-- Start EXCERPTED RECORDS --

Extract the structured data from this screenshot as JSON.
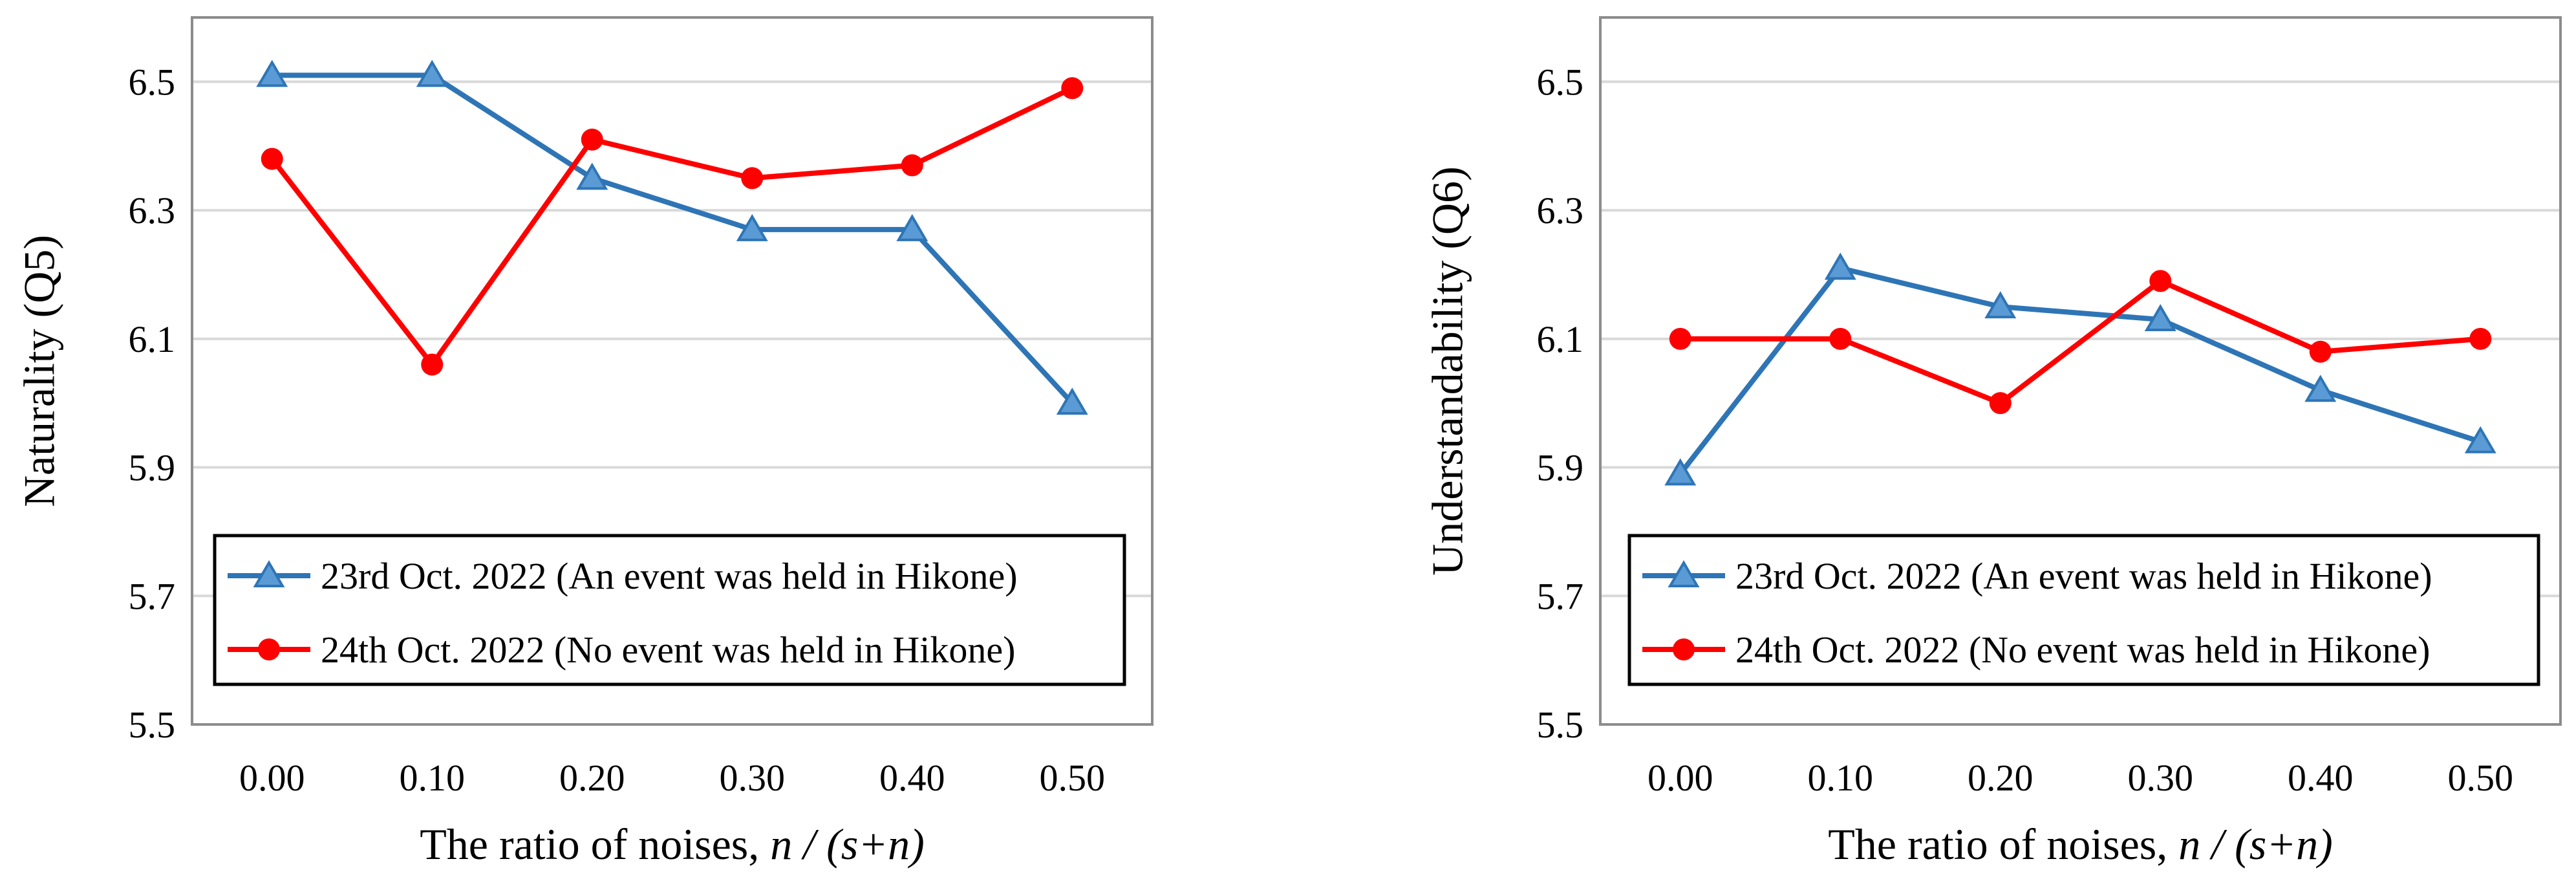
{
  "chart_data": [
    {
      "type": "line",
      "ylabel": "Naturality (Q5)",
      "xlabel_text": "The ratio of noises, ",
      "xlabel_italic": "n / (s+n)",
      "categories": [
        "0.00",
        "0.10",
        "0.20",
        "0.30",
        "0.40",
        "0.50"
      ],
      "ylim": [
        5.5,
        6.6
      ],
      "yticks": [
        "5.5",
        "5.7",
        "5.9",
        "6.1",
        "6.3",
        "6.5"
      ],
      "grid": true,
      "legend_position": "bottom",
      "series": [
        {
          "name": "23rd Oct. 2022 (An event was held in Hikone)",
          "color": "#2e75b6",
          "marker": "triangle",
          "values": [
            6.51,
            6.51,
            6.35,
            6.27,
            6.27,
            6.0
          ]
        },
        {
          "name": "24th Oct. 2022 (No event was held in Hikone)",
          "color": "#ff0000",
          "marker": "circle",
          "values": [
            6.38,
            6.06,
            6.41,
            6.35,
            6.37,
            6.49
          ]
        }
      ]
    },
    {
      "type": "line",
      "ylabel": "Understandability (Q6)",
      "xlabel_text": "The ratio of noises, ",
      "xlabel_italic": "n / (s+n)",
      "categories": [
        "0.00",
        "0.10",
        "0.20",
        "0.30",
        "0.40",
        "0.50"
      ],
      "ylim": [
        5.5,
        6.6
      ],
      "yticks": [
        "5.5",
        "5.7",
        "5.9",
        "6.1",
        "6.3",
        "6.5"
      ],
      "grid": true,
      "legend_position": "bottom",
      "series": [
        {
          "name": "23rd Oct. 2022 (An event was held in Hikone)",
          "color": "#2e75b6",
          "marker": "triangle",
          "values": [
            5.89,
            6.21,
            6.15,
            6.13,
            6.02,
            5.94
          ]
        },
        {
          "name": "24th Oct. 2022 (No event was held in Hikone)",
          "color": "#ff0000",
          "marker": "circle",
          "values": [
            6.1,
            6.1,
            6.0,
            6.19,
            6.08,
            6.1
          ]
        }
      ]
    }
  ]
}
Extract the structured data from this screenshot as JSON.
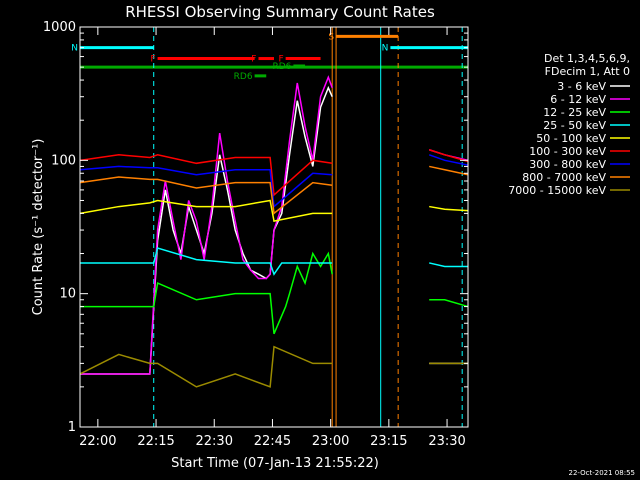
{
  "chart_data": {
    "type": "line",
    "title": "RHESSI Observing Summary Count Rates",
    "xlabel": "Start Time (07-Jan-13 21:55:22)",
    "ylabel": "Count Rate (s⁻¹ detector⁻¹)",
    "x_unit": "minutes since 21:55:22",
    "xlim": [
      0,
      100
    ],
    "ylim": [
      1,
      1000
    ],
    "yscale": "log",
    "x_ticks": [
      {
        "label": "22:00",
        "t": 4.6
      },
      {
        "label": "22:15",
        "t": 19.6
      },
      {
        "label": "22:30",
        "t": 34.6
      },
      {
        "label": "22:45",
        "t": 49.6
      },
      {
        "label": "23:00",
        "t": 64.6
      },
      {
        "label": "23:15",
        "t": 79.6
      },
      {
        "label": "23:30",
        "t": 94.6
      }
    ],
    "y_ticks": [
      {
        "label": "1",
        "v": 1
      },
      {
        "label": "10",
        "v": 10
      },
      {
        "label": "100",
        "v": 100
      },
      {
        "label": "1000",
        "v": 1000
      }
    ],
    "legend_header": [
      "Det 1,3,4,5,6,9,",
      "FDecim 1, Att 0"
    ],
    "series": [
      {
        "name": "3 - 6 keV",
        "color": "#ffffff",
        "x": [
          0,
          6,
          12,
          18,
          20,
          22,
          24,
          26,
          28,
          30,
          32,
          34,
          36,
          38,
          40,
          42,
          44,
          46,
          48,
          49,
          50,
          52,
          54,
          56,
          58,
          60,
          62,
          64,
          65
        ],
        "values": [
          2.5,
          2.5,
          2.5,
          2.5,
          25,
          60,
          30,
          20,
          45,
          30,
          20,
          40,
          110,
          60,
          30,
          20,
          15,
          14,
          13,
          14,
          30,
          40,
          110,
          280,
          150,
          90,
          250,
          350,
          300
        ]
      },
      {
        "name": "6 - 12 keV",
        "color": "#ff00ff",
        "x": [
          0,
          6,
          12,
          18,
          20,
          22,
          24,
          26,
          28,
          30,
          32,
          34,
          36,
          38,
          40,
          42,
          44,
          46,
          48,
          49,
          50,
          52,
          54,
          56,
          58,
          60,
          62,
          64,
          65
        ],
        "values": [
          2.5,
          2.5,
          2.5,
          2.5,
          30,
          70,
          35,
          18,
          50,
          35,
          18,
          45,
          160,
          70,
          35,
          18,
          15,
          13,
          13,
          14,
          30,
          45,
          140,
          380,
          180,
          100,
          300,
          420,
          350
        ]
      },
      {
        "name": "12 - 25 keV",
        "color": "#00ff00",
        "x": [
          0,
          10,
          19,
          20,
          30,
          40,
          49,
          50,
          53,
          54,
          56,
          58,
          60,
          62,
          64,
          65
        ],
        "values": [
          8,
          8,
          8,
          12,
          9,
          10,
          10,
          5,
          8,
          10,
          16,
          12,
          20,
          16,
          20,
          14
        ]
      },
      {
        "name": "25 - 50 keV",
        "color": "#00ffff",
        "x": [
          0,
          19,
          20,
          30,
          40,
          49,
          50,
          52,
          60,
          65
        ],
        "values": [
          17,
          17,
          22,
          18,
          17,
          17,
          14,
          17,
          17,
          17
        ]
      },
      {
        "name": "50 - 100 keV",
        "color": "#ffff00",
        "x": [
          0,
          10,
          18,
          20,
          30,
          40,
          49,
          50,
          60,
          65
        ],
        "values": [
          40,
          45,
          48,
          50,
          45,
          45,
          50,
          35,
          40,
          40
        ]
      },
      {
        "name": "100 - 300 keV",
        "color": "#ff0000",
        "x": [
          0,
          10,
          18,
          20,
          30,
          40,
          49,
          50,
          60,
          65
        ],
        "values": [
          100,
          110,
          105,
          110,
          95,
          105,
          105,
          55,
          100,
          95
        ]
      },
      {
        "name": "300 - 800 keV",
        "color": "#0000ff",
        "x": [
          0,
          10,
          18,
          20,
          30,
          40,
          49,
          50,
          60,
          65
        ],
        "values": [
          85,
          90,
          88,
          88,
          78,
          85,
          85,
          45,
          80,
          78
        ]
      },
      {
        "name": "800 - 7000 keV",
        "color": "#ff8000",
        "x": [
          0,
          10,
          18,
          20,
          30,
          40,
          49,
          50,
          60,
          65
        ],
        "values": [
          68,
          75,
          72,
          72,
          62,
          68,
          68,
          40,
          68,
          65
        ]
      },
      {
        "name": "7000 - 15000 keV",
        "color": "#9b8b00",
        "x": [
          0,
          10,
          18,
          20,
          30,
          40,
          49,
          50,
          60,
          65
        ],
        "values": [
          2.5,
          3.5,
          3,
          3,
          2,
          2.5,
          2,
          4,
          3,
          3
        ]
      }
    ],
    "post_gap": {
      "x": [
        90,
        94,
        100
      ],
      "values": {
        "6 - 12 keV": [
          120,
          110,
          100
        ],
        "100 - 300 keV": [
          120,
          110,
          98
        ],
        "300 - 800 keV": [
          110,
          100,
          92
        ],
        "800 - 7000 keV": [
          90,
          85,
          78
        ],
        "50 - 100 keV": [
          45,
          43,
          42
        ],
        "25 - 50 keV": [
          17,
          16,
          16
        ],
        "12 - 25 keV": [
          9,
          9,
          8
        ],
        "7000 - 15000 keV": [
          3,
          3,
          3
        ],
        "3 - 6 keV": [
          3,
          3,
          3
        ]
      }
    },
    "flags": [
      {
        "label": "N",
        "color": "#00ffff",
        "start": 0,
        "end": 19,
        "level": 700
      },
      {
        "label": "N",
        "color": "#00ffff",
        "start": 80,
        "end": 100,
        "level": 700
      },
      {
        "label": "F",
        "color": "#ff0000",
        "start": 20,
        "end": 45,
        "level": 580
      },
      {
        "label": "F",
        "color": "#ff0000",
        "start": 46,
        "end": 50,
        "level": 580
      },
      {
        "label": "F",
        "color": "#ff0000",
        "start": 53,
        "end": 62,
        "level": 580
      },
      {
        "label": "S",
        "color": "#ff8000",
        "start": 66,
        "end": 82,
        "level": 850
      },
      {
        "label": "RD6",
        "color": "#00aa00",
        "start": 45,
        "end": 48,
        "level": 430
      },
      {
        "label": "RD6",
        "color": "#00aa00",
        "start": 55,
        "end": 58,
        "level": 510
      }
    ],
    "reference_line": {
      "color": "#00aa00",
      "level": 500
    },
    "vlines": [
      {
        "t": 19,
        "color": "#00ffff",
        "style": "dash"
      },
      {
        "t": 65,
        "color": "#ff8000",
        "style": "solid"
      },
      {
        "t": 66,
        "color": "#ff8000",
        "style": "solid"
      },
      {
        "t": 77.5,
        "color": "#00ffff",
        "style": "solid"
      },
      {
        "t": 82,
        "color": "#ff8000",
        "style": "dash"
      },
      {
        "t": 98.5,
        "color": "#00ffff",
        "style": "dash"
      }
    ],
    "footer": "22-Oct-2021 08:55"
  }
}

-- End EXCERPTED RECORDS --

Show, from the material above, each line that includes the string "Count".

    "title": "RHESSI Observing Summary Count Rates",
    "ylabel": "Count Rate (s⁻¹ detector⁻¹)",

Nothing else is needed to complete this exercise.